# TASK OBJECTIVE:
In the entries below, count every line with the string "John". State the count and nothing else.

Extracted records
--------------------------------
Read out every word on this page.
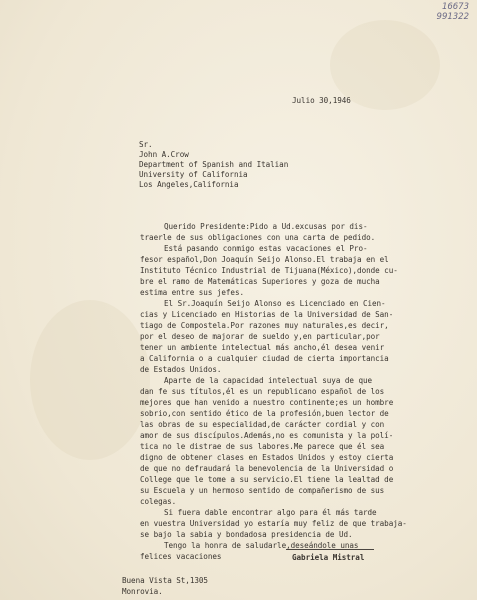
16673
991322
Julio 30,1946
Sr.
John A.Crow
Department of Spanish and Italian
University of California
Los Angeles,California
Querido Presidente:Pido a Ud.excusas por dis-
traerle de sus obligaciones con una carta de pedido.
Está pasando conmigo estas vacaciones el Pro-
fesor español,Don Joaquín Seijo Alonso.El trabaja en el
Instituto Técnico Industrial de Tijuana(México),donde cu-
bre el ramo de Matemáticas Superiores y goza de mucha
estima entre sus jefes.
El Sr.Joaquín Seijo Alonso es Licenciado en Cien-
cias y Licenciado en Historias de la Universidad de San-
tiago de Compostela.Por razones muy naturales,es decir,
por el deseo de majorar de sueldo y,en particular,por
tener un ambiente intelectual más ancho,él desea venir
a California o a cualquier ciudad de cierta importancia
de Estados Unidos.
Aparte de la capacidad intelectual suya de que
dan fe sus títulos,él es un republicano español de los
mejores que han venido a nuestro continente;es un hombre
sobrio,con sentido ético de la profesión,buen lector de
las obras de su especialidad,de carácter cordial y con
amor de sus discípulos.Además,no es comunista y la polí-
tica no le distrae de sus labores.Me parece que él sea
digno de obtener clases en Estados Unidos y estoy cierta
de que no defraudará la benevolencia de la Universidad o
College que le tome a su servicio.El tiene la lealtad de
su Escuela y un hermoso sentido de compañerismo de sus
colegas.
Si fuera dable encontrar algo para él más tarde
en vuestra Universidad yo estaría muy feliz de que trabaja-
se bajo la sabia y bondadosa presidencia de Ud.
Tengo la honra de saludarle,deseándole unas
felices vacaciones	Gabriela Mistral
Buena Vista St,1305
Monrovia.
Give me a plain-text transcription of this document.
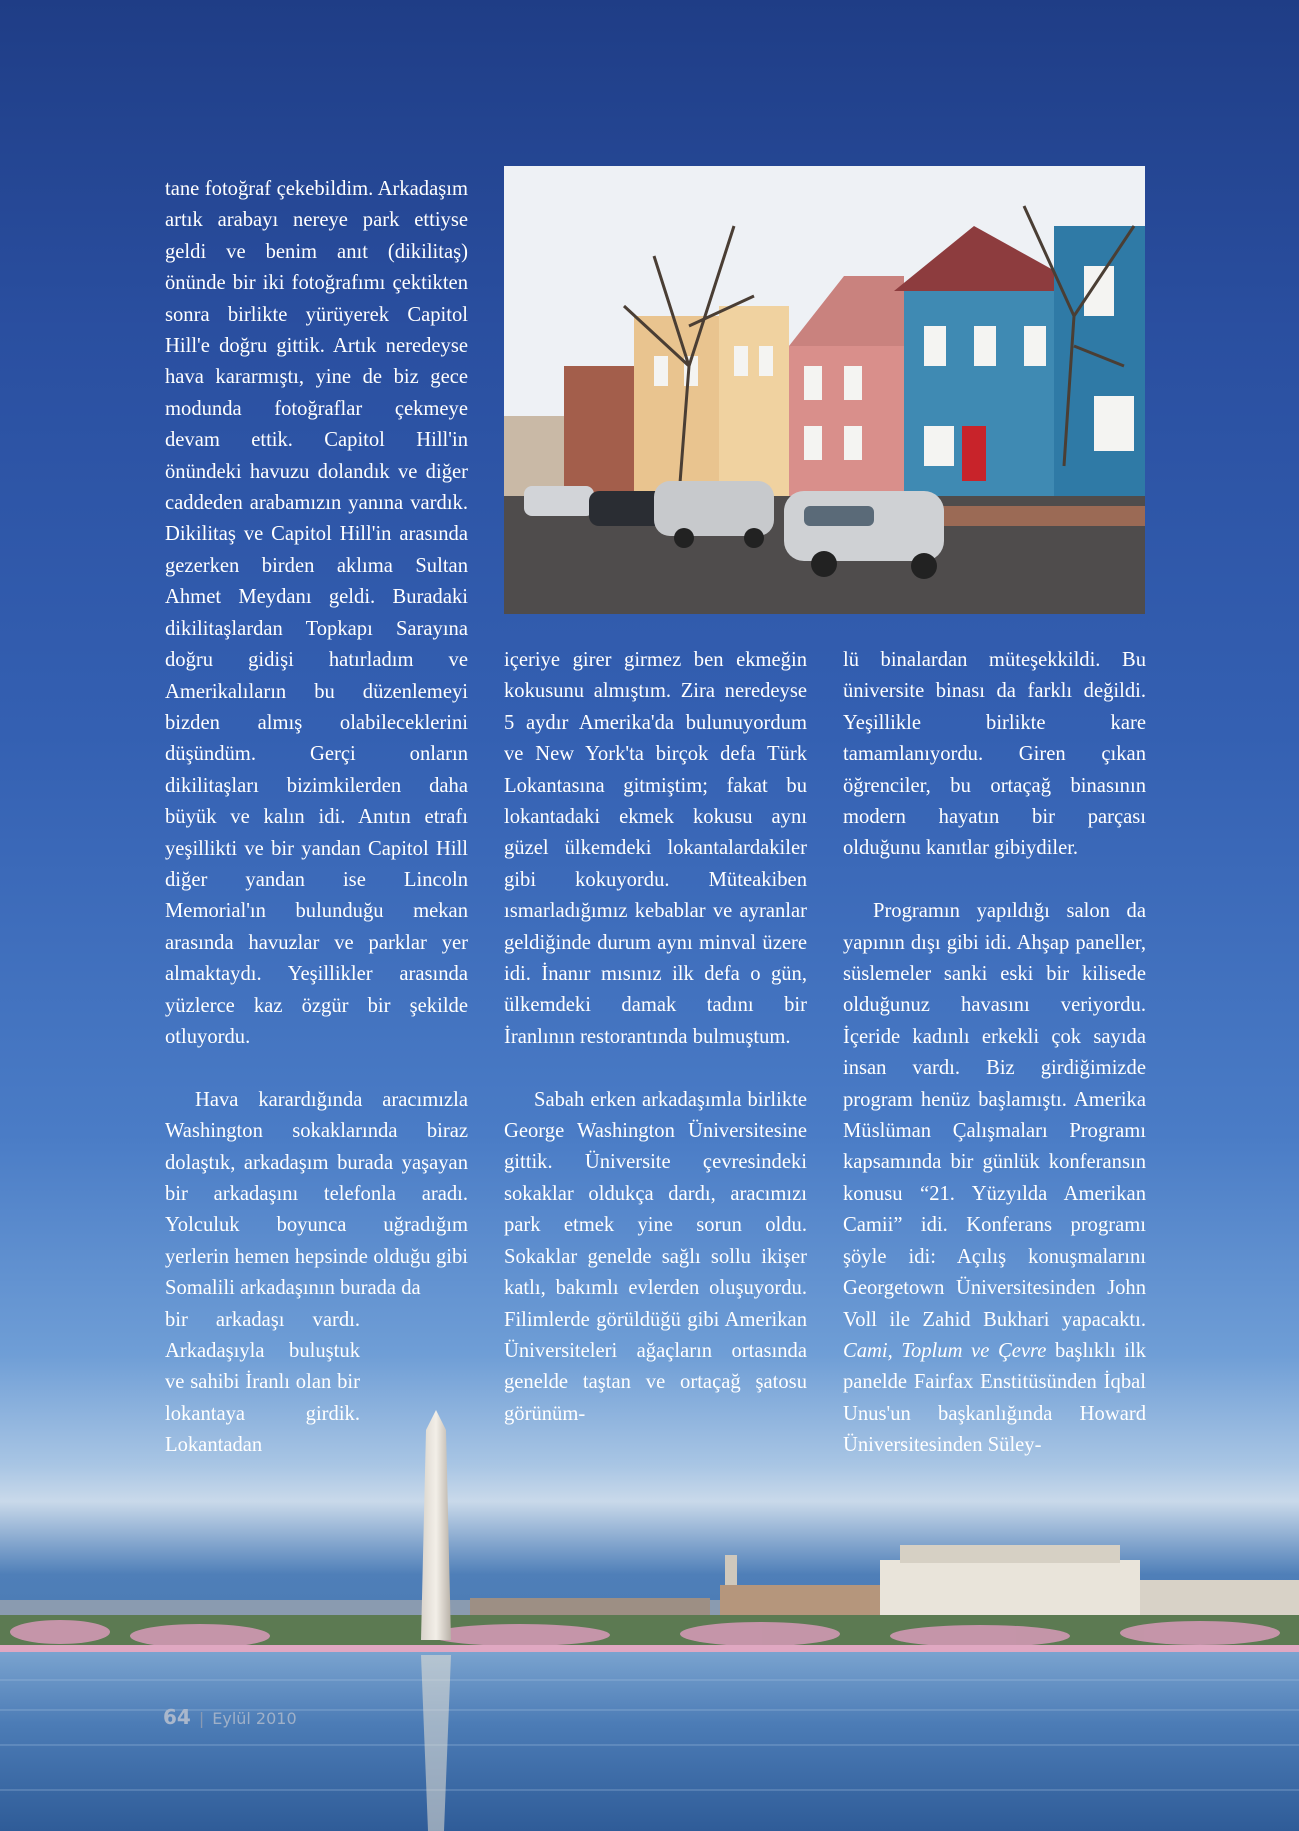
tane fotoğraf çekebildim. Arkadaşım artık arabayı nereye park ettiyse geldi ve benim anıt (dikilitaş) önünde bir iki fotoğrafımı çektikten sonra birlikte yürüyerek Capitol Hill'e doğru gittik. Artık neredeyse hava kararmıştı, yine de biz gece modunda fotoğraflar çekmeye devam ettik. Capitol Hill'in önündeki havuzu dolandık ve diğer caddeden arabamızın yanına vardık. Dikilitaş ve Capitol Hill'in arasında gezerken birden aklıma Sultan Ahmet Meydanı geldi. Buradaki dikilitaşlardan Topkapı Sarayına doğru gidişi hatırladım ve Amerikalıların bu düzenlemeyi bizden almış olabileceklerini düşündüm. Gerçi onların dikilitaşları bizimkilerden daha büyük ve kalın idi. Anıtın etrafı yeşillikti ve bir yandan Capitol Hill diğer yandan ise Lincoln Memorial'ın bulunduğu mekan arasında havuzlar ve parklar yer almaktaydı. Yeşillikler arasında yüzlerce kaz özgür bir şekilde otluyordu.

Hava karardığında aracımızla Washington sokaklarında biraz dolaştık, arkadaşım burada yaşayan bir arkadaşını telefonla aradı. Yolculuk boyunca uğradığım yerlerin hemen hepsinde olduğu gibi Somalili arkadaşının burada da

bir arkadaşı vardı. Arkadaşıyla buluştuk ve sahibi İranlı olan bir lokantaya girdik. Lokantadan

içeriye girer girmez ben ekmeğin kokusunu almıştım. Zira neredeyse 5 aydır Amerika'da bulunuyordum ve New York'ta birçok defa Türk Lokantasına gitmiştim; fakat bu lokantadaki ekmek kokusu aynı güzel ülkemdeki lokantalardakiler gibi kokuyordu. Müteakiben ısmarladığımız kebablar ve ayranlar geldiğinde durum aynı minval üzere idi. İnanır mısınız ilk defa o gün, ülkemdeki damak tadını bir İranlının restorantında bulmuştum.

Sabah erken arkadaşımla birlikte George Washington Üniversitesine gittik. Üniversite çevresindeki sokaklar oldukça dardı, aracımızı park etmek yine sorun oldu. Sokaklar genelde sağlı sollu ikişer katlı, bakımlı evlerden oluşuyordu. Filimlerde görüldüğü gibi Amerikan Üniversiteleri ağaçların ortasında genelde taştan ve ortaçağ şatosu görünüm-

lü binalardan müteşekkildi. Bu üniversite binası da farklı değildi. Yeşillikle birlikte kare tamamlanıyordu. Giren çıkan öğrenciler, bu ortaçağ binasının modern hayatın bir parçası olduğunu kanıtlar gibiydiler.

Programın yapıldığı salon da yapının dışı gibi idi. Ahşap paneller, süslemeler sanki eski bir kilisede olduğunuz havasını veriyordu. İçeride kadınlı erkekli çok sayıda insan vardı. Biz girdiğimizde program henüz başlamıştı. Amerika Müslüman Çalışmaları Programı kapsamında bir günlük konferansın konusu “21. Yüzyılda Amerikan Camii” idi. Konferans programı şöyle idi: Açılış konuşmalarını Georgetown Üniversitesinden John Voll ile Zahid Bukhari yapacaktı. Cami, Toplum ve Çevre başlıklı ilk panelde Fairfax Enstitüsünden İqbal Unus'un başkanlığında Howard Üniversitesinden Süley-

64 | Eylül 2010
--------------------------------
# EXPECTED ANSWER:
2